[Source records]
....

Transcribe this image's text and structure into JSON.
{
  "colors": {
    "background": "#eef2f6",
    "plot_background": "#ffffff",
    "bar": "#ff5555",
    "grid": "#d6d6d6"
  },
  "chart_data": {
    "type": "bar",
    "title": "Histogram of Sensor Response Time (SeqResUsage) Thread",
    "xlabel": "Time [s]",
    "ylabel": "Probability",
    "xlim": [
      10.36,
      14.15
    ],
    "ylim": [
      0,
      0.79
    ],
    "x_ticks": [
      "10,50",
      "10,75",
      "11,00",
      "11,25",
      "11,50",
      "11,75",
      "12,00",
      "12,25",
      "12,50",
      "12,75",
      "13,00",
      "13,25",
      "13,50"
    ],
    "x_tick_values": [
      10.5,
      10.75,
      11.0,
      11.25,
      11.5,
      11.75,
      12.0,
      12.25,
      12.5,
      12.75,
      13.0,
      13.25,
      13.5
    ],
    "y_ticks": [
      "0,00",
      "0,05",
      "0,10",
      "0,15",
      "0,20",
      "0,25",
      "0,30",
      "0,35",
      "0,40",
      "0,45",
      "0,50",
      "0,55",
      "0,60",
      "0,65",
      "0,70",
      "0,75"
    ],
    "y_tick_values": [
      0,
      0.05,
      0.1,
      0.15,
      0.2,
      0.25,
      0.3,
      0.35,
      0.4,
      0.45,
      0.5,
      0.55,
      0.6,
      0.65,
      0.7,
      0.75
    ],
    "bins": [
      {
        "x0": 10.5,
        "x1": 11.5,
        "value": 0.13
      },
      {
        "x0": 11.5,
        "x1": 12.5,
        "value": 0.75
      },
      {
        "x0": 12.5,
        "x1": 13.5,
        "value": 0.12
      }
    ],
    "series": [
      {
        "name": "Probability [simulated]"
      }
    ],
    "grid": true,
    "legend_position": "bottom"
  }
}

....

Exercise objective:
Give the complete listing a second time, exactly as it reads.

Output below:
Transcribe this image's text and structure into JSON.
{
  "colors": {
    "background": "#eef2f6",
    "plot_background": "#ffffff",
    "bar": "#ff5555",
    "grid": "#d6d6d6"
  },
  "chart_data": {
    "type": "bar",
    "title": "Histogram of Sensor Response Time (SeqResUsage) Thread",
    "xlabel": "Time [s]",
    "ylabel": "Probability",
    "xlim": [
      10.36,
      14.15
    ],
    "ylim": [
      0,
      0.79
    ],
    "x_ticks": [
      "10,50",
      "10,75",
      "11,00",
      "11,25",
      "11,50",
      "11,75",
      "12,00",
      "12,25",
      "12,50",
      "12,75",
      "13,00",
      "13,25",
      "13,50"
    ],
    "x_tick_values": [
      10.5,
      10.75,
      11.0,
      11.25,
      11.5,
      11.75,
      12.0,
      12.25,
      12.5,
      12.75,
      13.0,
      13.25,
      13.5
    ],
    "y_ticks": [
      "0,00",
      "0,05",
      "0,10",
      "0,15",
      "0,20",
      "0,25",
      "0,30",
      "0,35",
      "0,40",
      "0,45",
      "0,50",
      "0,55",
      "0,60",
      "0,65",
      "0,70",
      "0,75"
    ],
    "y_tick_values": [
      0,
      0.05,
      0.1,
      0.15,
      0.2,
      0.25,
      0.3,
      0.35,
      0.4,
      0.45,
      0.5,
      0.55,
      0.6,
      0.65,
      0.7,
      0.75
    ],
    "bins": [
      {
        "x0": 10.5,
        "x1": 11.5,
        "value": 0.13
      },
      {
        "x0": 11.5,
        "x1": 12.5,
        "value": 0.75
      },
      {
        "x0": 12.5,
        "x1": 13.5,
        "value": 0.12
      }
    ],
    "series": [
      {
        "name": "Probability [simulated]"
      }
    ],
    "grid": true,
    "legend_position": "bottom"
  }
}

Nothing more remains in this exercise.